▸ WRITTEN TASK:
Below are entries. Pull out all lines containing "Global".

******************************

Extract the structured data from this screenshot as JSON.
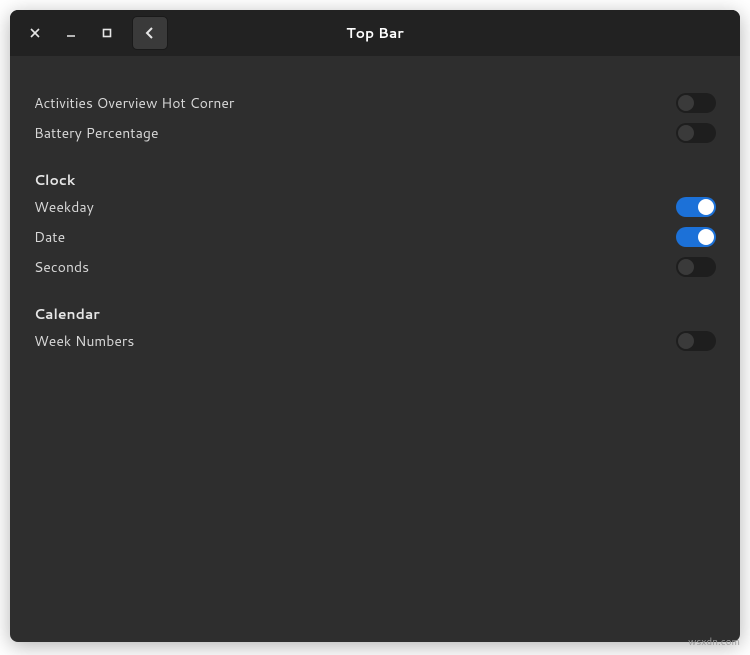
{
  "header": {
    "title": "Top Bar"
  },
  "settings": {
    "activities_overview_label": "Activities Overview Hot Corner",
    "activities_overview_on": false,
    "battery_percentage_label": "Battery Percentage",
    "battery_percentage_on": false
  },
  "clock": {
    "heading": "Clock",
    "weekday_label": "Weekday",
    "weekday_on": true,
    "date_label": "Date",
    "date_on": true,
    "seconds_label": "Seconds",
    "seconds_on": false
  },
  "calendar": {
    "heading": "Calendar",
    "week_numbers_label": "Week Numbers",
    "week_numbers_on": false
  },
  "watermark": "wsxdn.com"
}
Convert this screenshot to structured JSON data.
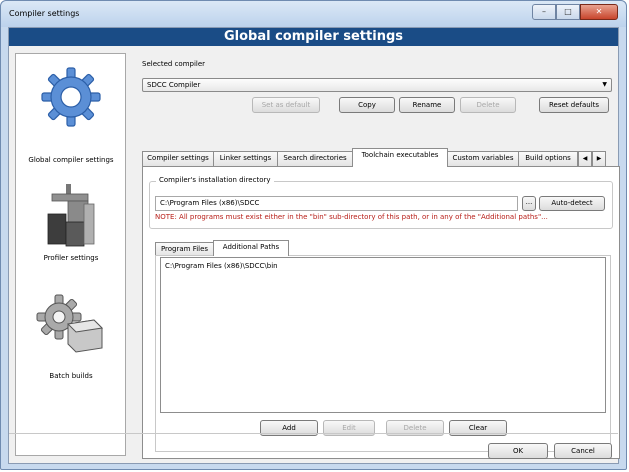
{
  "window": {
    "title": "Compiler settings"
  },
  "header": {
    "title": "Global compiler settings"
  },
  "nav": [
    {
      "label": "Global compiler settings"
    },
    {
      "label": "Profiler settings"
    },
    {
      "label": "Batch builds"
    }
  ],
  "compiler": {
    "selected_label": "Selected compiler",
    "selected_value": "SDCC Compiler"
  },
  "buttons": {
    "set_default": "Set as default",
    "copy": "Copy",
    "rename": "Rename",
    "delete": "Delete",
    "reset_defaults": "Reset defaults"
  },
  "tabs": [
    {
      "label": "Compiler settings"
    },
    {
      "label": "Linker settings"
    },
    {
      "label": "Search directories"
    },
    {
      "label": "Toolchain executables"
    },
    {
      "label": "Custom variables"
    },
    {
      "label": "Build options"
    }
  ],
  "toolchain": {
    "install_dir_label": "Compiler's installation directory",
    "install_dir_value": "C:\\Program Files (x86)\\SDCC",
    "browse": "...",
    "auto_detect": "Auto-detect",
    "note": "NOTE: All programs must exist either in the \"bin\" sub-directory of this path, or in any of the \"Additional paths\"..."
  },
  "subtabs": [
    {
      "label": "Program Files"
    },
    {
      "label": "Additional Paths"
    }
  ],
  "additional_paths": [
    "C:\\Program Files (x86)\\SDCC\\bin"
  ],
  "list_buttons": {
    "add": "Add",
    "edit": "Edit",
    "delete": "Delete",
    "clear": "Clear"
  },
  "dialog_buttons": {
    "ok": "OK",
    "cancel": "Cancel"
  }
}
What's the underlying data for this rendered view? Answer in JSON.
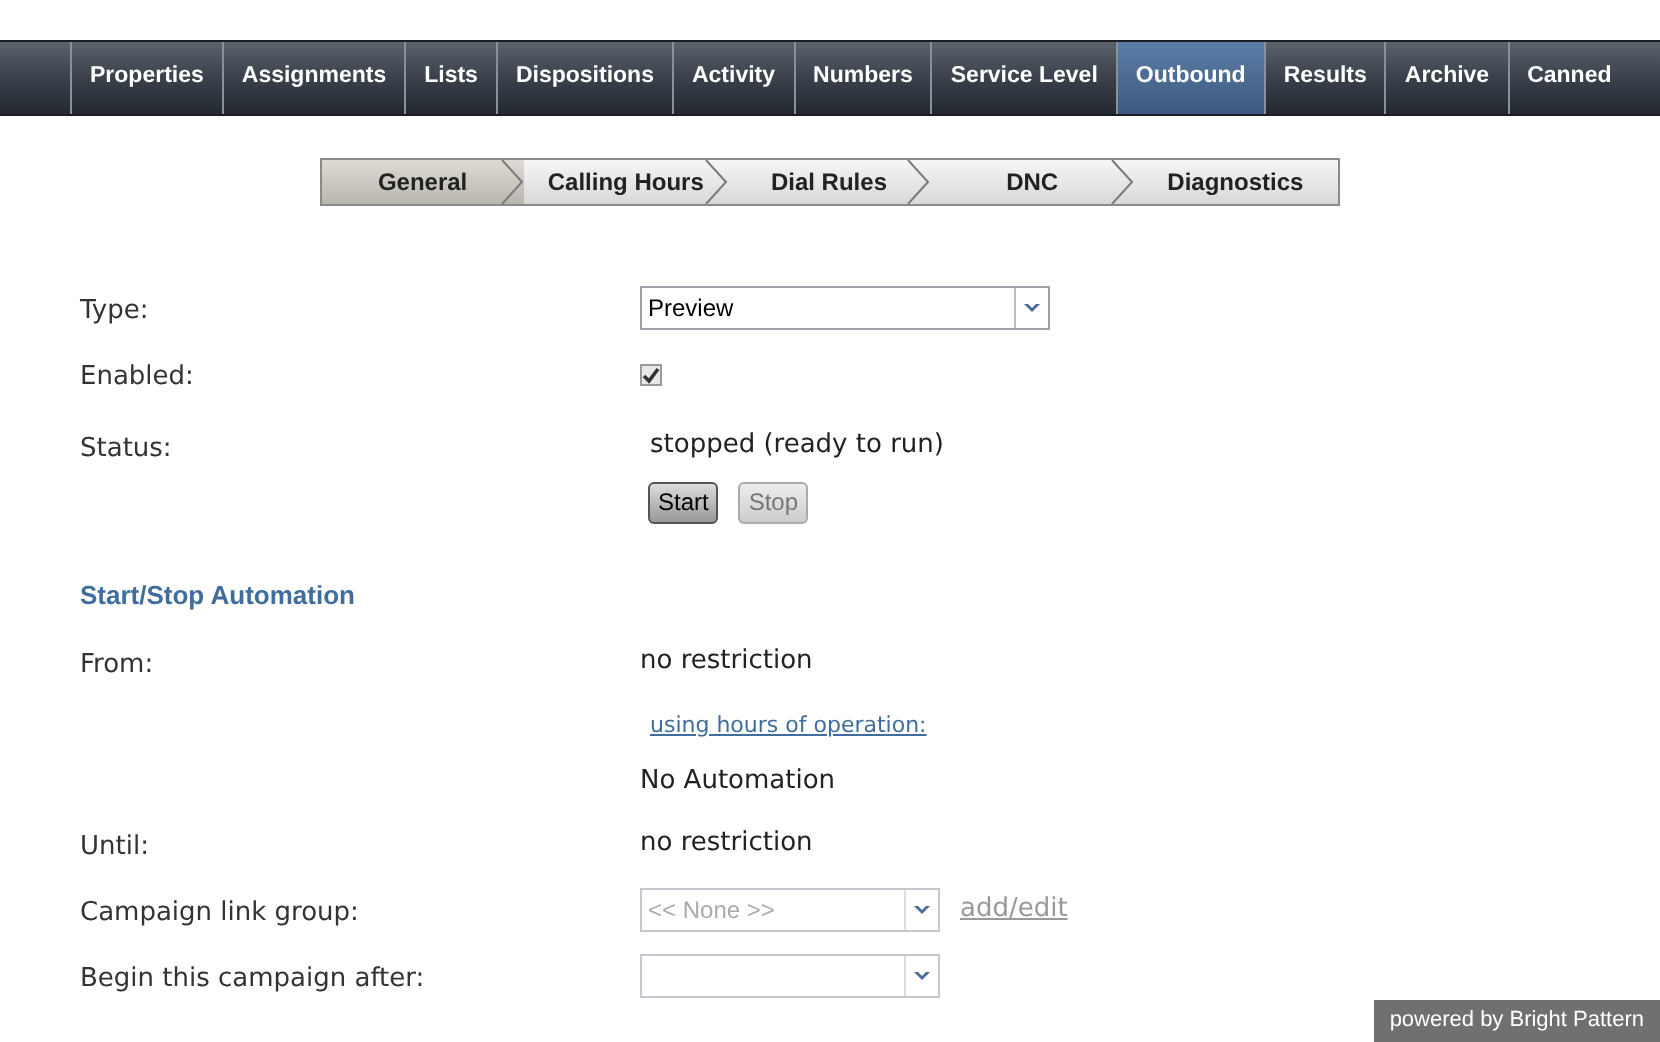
{
  "nav_tabs": [
    {
      "label": "Properties",
      "selected": false
    },
    {
      "label": "Assignments",
      "selected": false
    },
    {
      "label": "Lists",
      "selected": false
    },
    {
      "label": "Dispositions",
      "selected": false
    },
    {
      "label": "Activity",
      "selected": false
    },
    {
      "label": "Numbers",
      "selected": false
    },
    {
      "label": "Service Level",
      "selected": false
    },
    {
      "label": "Outbound",
      "selected": true
    },
    {
      "label": "Results",
      "selected": false
    },
    {
      "label": "Archive",
      "selected": false
    },
    {
      "label": "Canned",
      "selected": false
    }
  ],
  "sub_tabs": [
    {
      "label": "General",
      "selected": true
    },
    {
      "label": "Calling Hours",
      "selected": false
    },
    {
      "label": "Dial Rules",
      "selected": false
    },
    {
      "label": "DNC",
      "selected": false
    },
    {
      "label": "Diagnostics",
      "selected": false
    }
  ],
  "rows": [
    {
      "kind": "select",
      "label": "Type:",
      "value": "Preview",
      "disabled": false
    },
    {
      "kind": "checkbox",
      "label": "Enabled:",
      "checked": true
    },
    {
      "kind": "text",
      "label": "Status:",
      "value": "stopped (ready to run)"
    },
    {
      "kind": "buttons",
      "buttons": [
        {
          "label": "Start",
          "disabled": false
        },
        {
          "label": "Stop",
          "disabled": true
        }
      ]
    },
    {
      "kind": "heading",
      "label": "Start/Stop Automation"
    },
    {
      "kind": "text",
      "label": "From:",
      "value": "no restriction"
    },
    {
      "kind": "link",
      "value": "using hours of operation:"
    },
    {
      "kind": "text",
      "value": "No Automation"
    },
    {
      "kind": "text",
      "label": "Until:",
      "value": "no restriction"
    },
    {
      "kind": "select",
      "label": "Campaign link group:",
      "value": "<< None >>",
      "disabled": true,
      "link": {
        "label": "add/edit",
        "disabled": true
      }
    },
    {
      "kind": "select",
      "label": "Begin this campaign after:",
      "disabled": true
    }
  ],
  "footer": "powered by Bright Pattern"
}
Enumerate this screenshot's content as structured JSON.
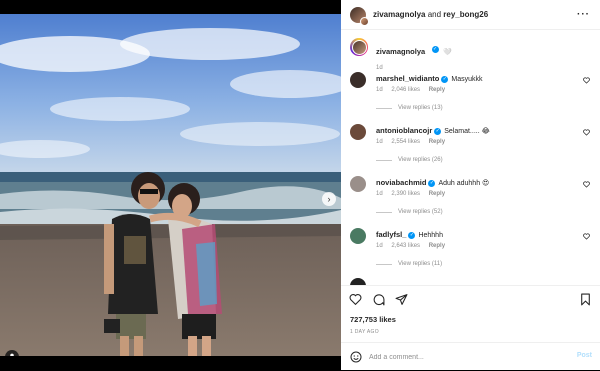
{
  "header": {
    "user1": "zivamagnolya",
    "joiner": "and",
    "user2": "rey_bong26"
  },
  "caption": {
    "username": "zivamagnolya",
    "verified_mark": "✓",
    "emoji": "🤍",
    "time": "1d"
  },
  "comments": [
    {
      "username": "marshel_widianto",
      "verified": true,
      "text": "Masyukkk",
      "time": "1d",
      "likes": "2,046 likes",
      "reply": "Reply",
      "view_replies": "View replies (13)",
      "avatar_color": "#3b2e2a"
    },
    {
      "username": "antonioblancojr",
      "verified": true,
      "text": "Selamat..... 😂",
      "time": "1d",
      "likes": "2,554 likes",
      "reply": "Reply",
      "view_replies": "View replies (26)",
      "avatar_color": "#6b4a3a"
    },
    {
      "username": "noviabachmid",
      "verified": true,
      "text": "Aduh aduhhh 😍",
      "time": "1d",
      "likes": "2,390 likes",
      "reply": "Reply",
      "view_replies": "View replies (52)",
      "avatar_color": "#9a8f8a"
    },
    {
      "username": "fadlyfsl_",
      "verified": true,
      "text": "Hehhhh",
      "time": "1d",
      "likes": "2,643 likes",
      "reply": "Reply",
      "view_replies": "View replies (11)",
      "avatar_color": "#4a7a62"
    }
  ],
  "actions": {
    "likes": "727,753 likes",
    "ago": "1 DAY AGO"
  },
  "add_comment": {
    "placeholder": "Add a comment...",
    "post_label": "Post"
  },
  "colors": {
    "link_blue": "#0095f6",
    "post_disabled": "#b2dffc",
    "muted": "#8e8e8e"
  }
}
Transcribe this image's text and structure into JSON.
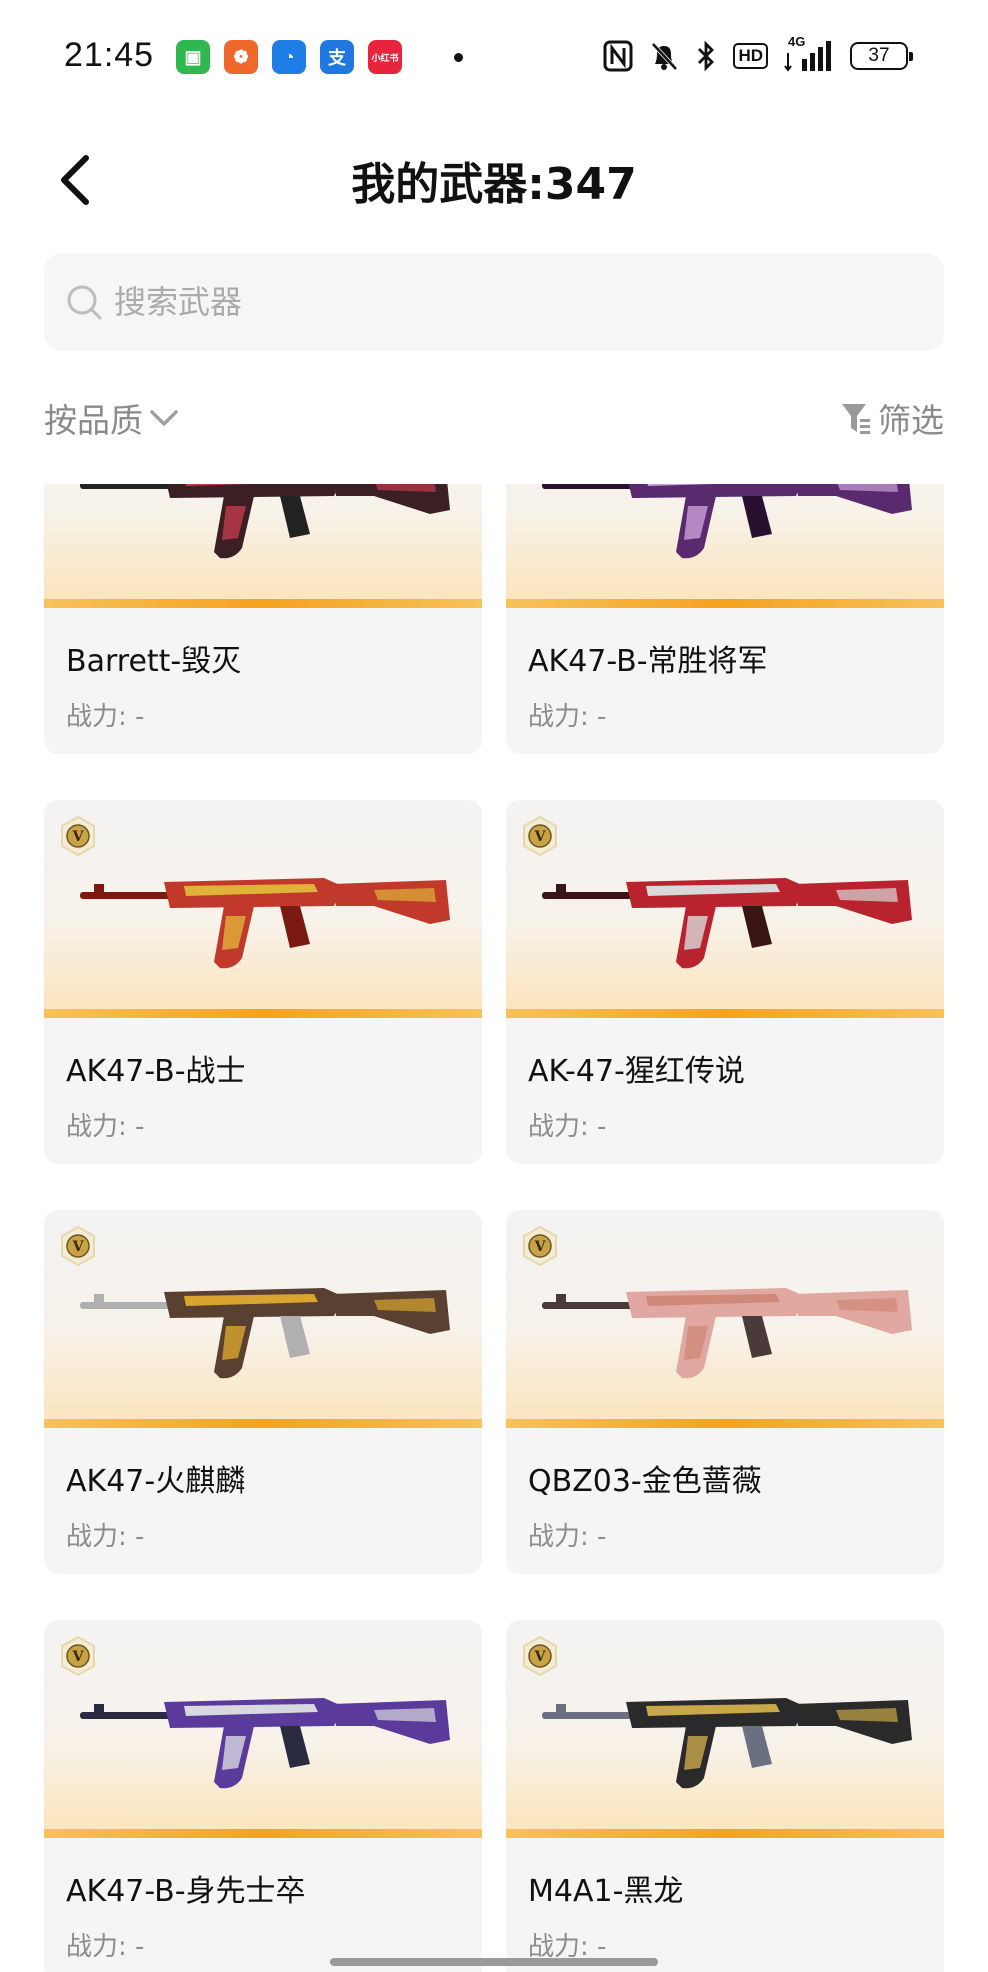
{
  "status": {
    "time": "21:45",
    "apps": [
      {
        "icon": "wechat-icon",
        "color": "#2fb84f",
        "glyph": "▣"
      },
      {
        "icon": "taobao-icon",
        "color": "#f0672a",
        "glyph": "❁"
      },
      {
        "icon": "android-icon",
        "color": "#1f7de6",
        "glyph": "◔"
      },
      {
        "icon": "alipay-icon",
        "color": "#1f78e0",
        "glyph": "支"
      },
      {
        "icon": "xiaohongshu-icon",
        "color": "#e8243c",
        "glyph": "小红书"
      }
    ],
    "network": "4G",
    "hd": "HD",
    "battery": "37"
  },
  "header": {
    "title": "我的武器:347"
  },
  "search": {
    "placeholder": "搜索武器"
  },
  "sortbar": {
    "sort_label": "按品质",
    "filter_label": "筛选"
  },
  "weapons": [
    {
      "name": "Barrett-毁灭",
      "power": "战力: -",
      "badge": false,
      "palette": {
        "body": "#3a1f25",
        "accent": "#c23a4a",
        "trim": "#222"
      }
    },
    {
      "name": "AK47-B-常胜将军",
      "power": "战力: -",
      "badge": false,
      "palette": {
        "body": "#5a2a6e",
        "accent": "#c9a0d8",
        "trim": "#2a1030"
      }
    },
    {
      "name": "AK47-B-战士",
      "power": "战力: -",
      "badge": true,
      "palette": {
        "body": "#c0392b",
        "accent": "#e0b23a",
        "trim": "#7a1a10"
      }
    },
    {
      "name": "AK-47-猩红传说",
      "power": "战力: -",
      "badge": true,
      "palette": {
        "body": "#b8232e",
        "accent": "#d9d9d9",
        "trim": "#3a1515"
      }
    },
    {
      "name": "AK47-火麒麟",
      "power": "战力: -",
      "badge": true,
      "palette": {
        "body": "#5a4030",
        "accent": "#d9a530",
        "trim": "#b0b0b0"
      }
    },
    {
      "name": "QBZ03-金色蔷薇",
      "power": "战力: -",
      "badge": true,
      "palette": {
        "body": "#e0a8a0",
        "accent": "#d08878",
        "trim": "#4a3a3a"
      }
    },
    {
      "name": "AK47-B-身先士卒",
      "power": "战力: -",
      "badge": true,
      "palette": {
        "body": "#5a3a9a",
        "accent": "#d8d8e0",
        "trim": "#2a2a40"
      }
    },
    {
      "name": "M4A1-黑龙",
      "power": "战力: -",
      "badge": true,
      "palette": {
        "body": "#2a2a2a",
        "accent": "#c9a84a",
        "trim": "#6a7080"
      }
    }
  ]
}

******************************

▸ SOLUTION FOR THIS PROBLEM:
    "title": "Global compiler settings"
      "label": "Global compiler settings"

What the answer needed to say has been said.